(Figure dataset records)
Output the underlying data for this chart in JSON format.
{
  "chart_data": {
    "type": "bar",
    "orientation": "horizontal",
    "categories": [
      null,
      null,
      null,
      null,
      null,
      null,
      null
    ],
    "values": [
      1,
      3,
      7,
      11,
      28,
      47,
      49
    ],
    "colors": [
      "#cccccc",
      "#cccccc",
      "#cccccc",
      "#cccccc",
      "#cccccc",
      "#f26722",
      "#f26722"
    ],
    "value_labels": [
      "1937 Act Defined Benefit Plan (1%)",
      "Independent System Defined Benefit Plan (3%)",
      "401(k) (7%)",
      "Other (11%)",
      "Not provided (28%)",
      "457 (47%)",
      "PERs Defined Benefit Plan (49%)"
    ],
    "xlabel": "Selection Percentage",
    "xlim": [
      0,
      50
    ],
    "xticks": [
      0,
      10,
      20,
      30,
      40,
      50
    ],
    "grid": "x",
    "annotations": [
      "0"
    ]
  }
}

*What is expected*. Give nothing but the count of lines in the listing above that hold the string "Defined".

*Output*. 3